▸ **TASK TO CARRY OUT**
How many lines in this data contain the string "Department"? Reply with the number only.

▸ **Part of a data file**
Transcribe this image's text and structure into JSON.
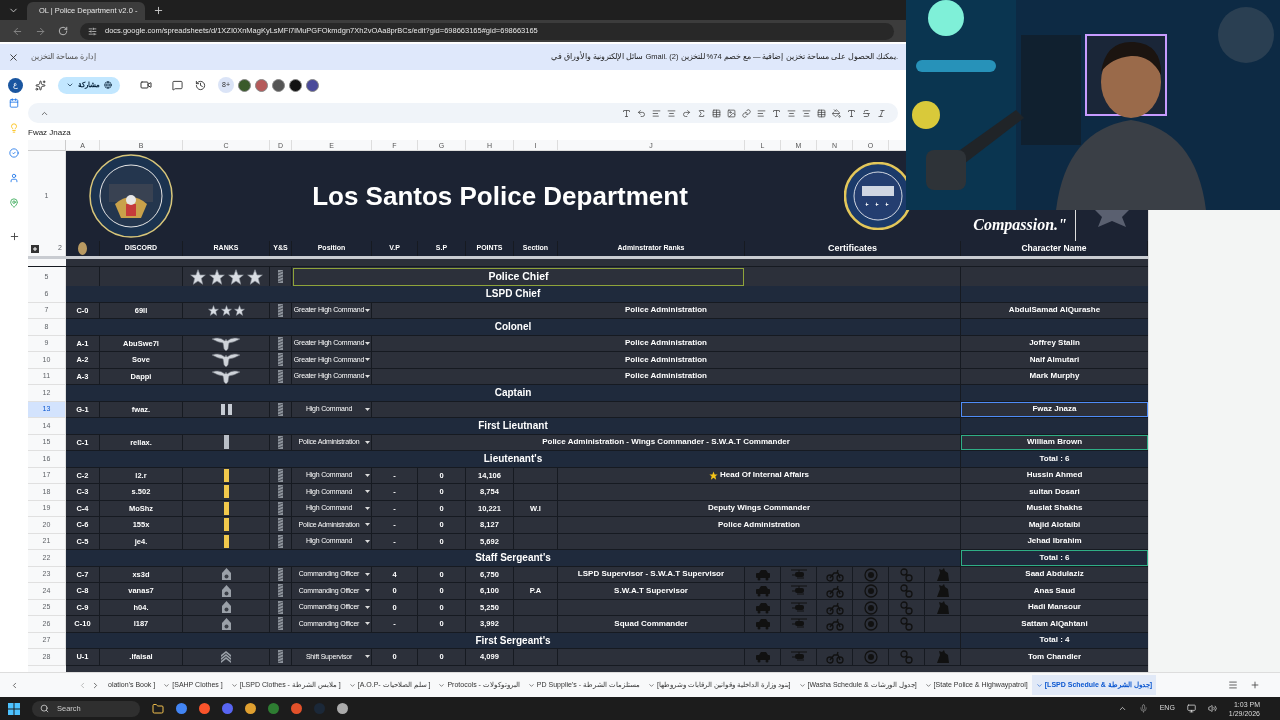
{
  "browser": {
    "tab_title": "OL | Police Department v2.0 -",
    "url": "docs.google.com/spreadsheets/d/1XZI0XnMagKyLsMFi7iMuPGFOkmdgn7Xh2vOAa8prBCs/edit?gid=698663165#gid=698663165"
  },
  "banner": {
    "link": "إدارة مساحة التخزين",
    "message": "سائل الإلكترونية والأوراق في Gmail. يمكنك الحصول على مساحة تخزين إضافية — مع خصم 74% للتخزين (2)."
  },
  "toolbar": {
    "account": "ع",
    "share": "مشاركة",
    "more_collaborators": "8+"
  },
  "name_box": "Fwaz Jnaza",
  "columns": [
    "A",
    "B",
    "C",
    "D",
    "E",
    "F",
    "G",
    "H",
    "I",
    "J",
    "L",
    "M",
    "N",
    "O"
  ],
  "sheet": {
    "title_row_number": "1",
    "header_row_number": "2",
    "title": "Los Santos Police Department",
    "quote": "Compassion.\"",
    "headers": [
      "DISCORD",
      "RANKS",
      "Y&S",
      "Position",
      "V.P",
      "S.P",
      "POINTS",
      "Section",
      "Adminstrator Ranks",
      "Certificates",
      "Character Name"
    ],
    "rows": [
      {
        "kind": "rank_title",
        "number": "5",
        "title": "Police Chief",
        "stars": 4,
        "selected": false,
        "outlined": false
      },
      {
        "kind": "section",
        "number": "6",
        "title": "LSPD Chief",
        "selected": false,
        "outlined": false
      },
      {
        "kind": "member",
        "number": "7",
        "id": "C-0",
        "discord": "69ll",
        "insignia": {
          "kind": "stars",
          "stars": 3
        },
        "position": "Greater High Command",
        "admin": "Police Administration",
        "name": "AbdulSamad AlQurashe",
        "selected": false,
        "outlined": false
      },
      {
        "kind": "section",
        "number": "8",
        "title": "Colonel",
        "selected": false,
        "outlined": false
      },
      {
        "kind": "member",
        "number": "9",
        "id": "A-1",
        "discord": "AbuSwe7l",
        "insignia": {
          "kind": "eagle"
        },
        "position": "Greater High Command",
        "admin": "Police Administration",
        "name": "Joffrey Stalin",
        "selected": false,
        "outlined": false
      },
      {
        "kind": "member",
        "number": "10",
        "id": "A-2",
        "discord": "Sove",
        "insignia": {
          "kind": "eagle"
        },
        "position": "Greater High Command",
        "admin": "Police Administration",
        "name": "Naif Almutari",
        "selected": false,
        "outlined": false
      },
      {
        "kind": "member",
        "number": "11",
        "id": "A-3",
        "discord": "Dappi",
        "insignia": {
          "kind": "eagle"
        },
        "position": "Greater High Command",
        "admin": "Police Administration",
        "name": "Mark Murphy",
        "selected": false,
        "outlined": false
      },
      {
        "kind": "section",
        "number": "12",
        "title": "Captain",
        "selected": false,
        "outlined": false
      },
      {
        "kind": "member",
        "number": "13",
        "id": "G-1",
        "discord": "fwaz.",
        "insignia": {
          "kind": "bars"
        },
        "position": "High Command",
        "name": "Fwaz Jnaza",
        "selected": true,
        "outlined": false
      },
      {
        "kind": "section",
        "number": "14",
        "title": "First Lieutnant",
        "selected": false,
        "outlined": false
      },
      {
        "kind": "member",
        "number": "15",
        "id": "C-1",
        "discord": "rellax.",
        "insignia": {
          "kind": "bar_silver"
        },
        "position": "Police Administration",
        "admin": "Police Administration -  Wings Commander - S.W.A.T Commander",
        "name": "William Brown",
        "selected": false,
        "outlined": true
      },
      {
        "kind": "section",
        "number": "16",
        "title": "Lieutenant's",
        "total": "Total : 6",
        "selected": false,
        "outlined": false
      },
      {
        "kind": "member",
        "number": "17",
        "id": "C-2",
        "discord": "l2.r",
        "insignia": {
          "kind": "bar_gold"
        },
        "position": "High Command",
        "vp": "-",
        "sp": "0",
        "points": "14,106",
        "admin": "Head Of Internal Affairs",
        "starred": true,
        "name": "Hussin Ahmed",
        "selected": false,
        "outlined": false
      },
      {
        "kind": "member",
        "number": "18",
        "id": "C-3",
        "discord": "s.502",
        "insignia": {
          "kind": "bar_gold"
        },
        "position": "High Command",
        "vp": "-",
        "sp": "0",
        "points": "8,754",
        "name": "sultan Dosari",
        "selected": false,
        "outlined": false
      },
      {
        "kind": "member",
        "number": "19",
        "id": "C-4",
        "discord": "MoShz",
        "insignia": {
          "kind": "bar_gold"
        },
        "position": "High Command",
        "vp": "-",
        "sp": "0",
        "points": "10,221",
        "section": "W.I",
        "admin": "Deputy Wings Commander",
        "name": "Muslat Shakhs",
        "selected": false,
        "outlined": false
      },
      {
        "kind": "member",
        "number": "20",
        "id": "C-6",
        "discord": "155x",
        "insignia": {
          "kind": "bar_gold"
        },
        "position": "Police Administration",
        "vp": "-",
        "sp": "0",
        "points": "8,127",
        "admin": "Police Administration",
        "name": "Majid Alotaibi",
        "selected": false,
        "outlined": false
      },
      {
        "kind": "member",
        "number": "21",
        "id": "C-5",
        "discord": "je4.",
        "insignia": {
          "kind": "bar_gold"
        },
        "position": "High Command",
        "vp": "-",
        "sp": "0",
        "points": "5,692",
        "name": "Jehad Ibrahim",
        "selected": false,
        "outlined": false
      },
      {
        "kind": "section",
        "number": "22",
        "title": "Staff Sergeant's",
        "total": "Total : 6",
        "selected": false,
        "outlined": true
      },
      {
        "kind": "member",
        "number": "23",
        "id": "C-7",
        "discord": "xs3d",
        "insignia": {
          "kind": "chevron"
        },
        "position": "Commanding Officer",
        "vp": "4",
        "sp": "0",
        "points": "6,750",
        "admin": "LSPD Supervisor - S.W.A.T Supervisor",
        "certs": [
          true,
          true,
          true,
          true,
          true,
          true
        ],
        "name": "Saad Abdulaziz",
        "selected": false,
        "outlined": false
      },
      {
        "kind": "member",
        "number": "24",
        "id": "C-8",
        "discord": "vanas7",
        "insignia": {
          "kind": "chevron"
        },
        "position": "Commanding Officer",
        "vp": "0",
        "sp": "0",
        "points": "6,100",
        "section": "P.A",
        "admin": "S.W.A.T Supervisor",
        "certs": [
          true,
          true,
          true,
          true,
          true,
          true
        ],
        "name": "Anas Saud",
        "selected": false,
        "outlined": false
      },
      {
        "kind": "member",
        "number": "25",
        "id": "C-9",
        "discord": "h04.",
        "insignia": {
          "kind": "chevron"
        },
        "position": "Commanding Officer",
        "vp": "0",
        "sp": "0",
        "points": "5,250",
        "certs": [
          true,
          true,
          true,
          true,
          true,
          true
        ],
        "name": "Hadi Mansour",
        "selected": false,
        "outlined": false
      },
      {
        "kind": "member",
        "number": "26",
        "id": "C-10",
        "discord": "l187",
        "insignia": {
          "kind": "chevron"
        },
        "position": "Commanding Officer",
        "vp": "-",
        "sp": "0",
        "points": "3,992",
        "admin": "Squad Commander",
        "certs": [
          true,
          true,
          true,
          true,
          true,
          false
        ],
        "name": "Sattam AlQahtani",
        "selected": false,
        "outlined": false
      },
      {
        "kind": "section",
        "number": "27",
        "title": "First Sergeant's",
        "total": "Total : 4",
        "selected": false,
        "outlined": false
      },
      {
        "kind": "member",
        "number": "28",
        "id": "U-1",
        "discord": ".lfaisal",
        "insignia": {
          "kind": "chevrons"
        },
        "position": "Shift Supervisor",
        "vp": "0",
        "sp": "0",
        "points": "4,099",
        "certs": [
          true,
          true,
          true,
          true,
          true,
          true
        ],
        "name": "Tom Chandler",
        "selected": false,
        "outlined": false
      }
    ]
  },
  "sheet_tabs": [
    {
      "label": "olation's Book ]",
      "selected": false
    },
    {
      "label": "[SAHP Clothes ]",
      "selected": false
    },
    {
      "label": "[LSPD Clothes - ملابس الشرطة ]",
      "selected": false
    },
    {
      "label": "[A.O.P- سلم الصلاحيات ]",
      "selected": false
    },
    {
      "label": "Protocols - البروتوكولات",
      "selected": false
    },
    {
      "label": "PD Supplie's - مستلزمات الشرطة",
      "selected": false
    },
    {
      "label": "[بنود وزارة الداخلية وقوانين الرقابات وشروطها]",
      "selected": false
    },
    {
      "label": "[Washa Schedule & جدول الورشات]",
      "selected": false
    },
    {
      "label": "[State Police & Highwaypatrol]",
      "selected": false
    },
    {
      "label": "[LSPD Schedule & جدول الشرطة]",
      "selected": true
    }
  ],
  "taskbar": {
    "search": "Search",
    "language": "ENG",
    "time": "1:03 PM",
    "date": "1/29/2026"
  }
}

▸ **ANSWER BELOW**
2